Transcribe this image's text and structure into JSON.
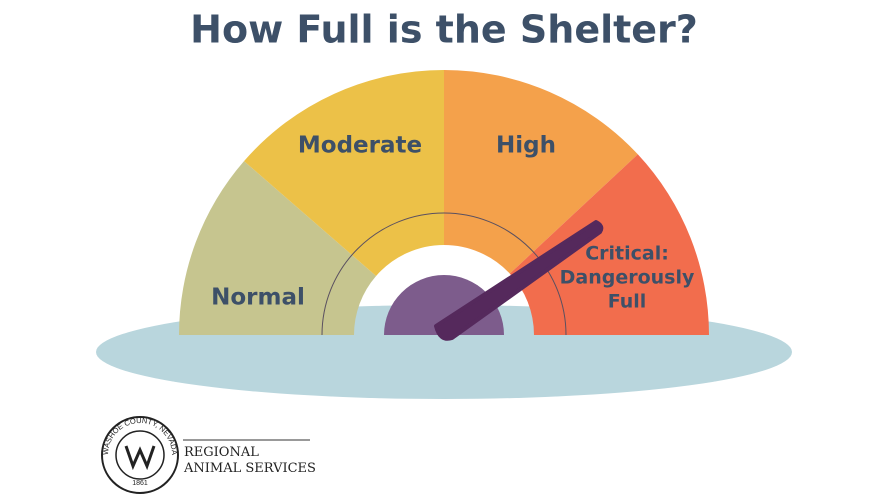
{
  "title": "How Full is the Shelter?",
  "gauge": {
    "segments": [
      "Normal",
      "Moderate",
      "High",
      [
        "Critical:",
        "Dangerously",
        "Full"
      ]
    ]
  },
  "logo": {
    "ring_top": "WASHOE COUNTY, NEVADA",
    "year": "1861",
    "name": [
      "REGIONAL",
      "ANIMAL SERVICES"
    ]
  }
}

=====

Task directions: Make an exact copy of all entries above, dropping the images.

Solution:
Transcribe this image's text and structure into JSON.
{
  "title": "How Full is the Shelter?",
  "gauge": {
    "segments": [
      "Normal",
      "Moderate",
      "High",
      [
        "Critical:",
        "Dangerously",
        "Full"
      ]
    ]
  },
  "logo": {
    "ring_top": "WASHOE COUNTY, NEVADA",
    "year": "1861",
    "name": [
      "REGIONAL",
      "ANIMAL SERVICES"
    ]
  }
}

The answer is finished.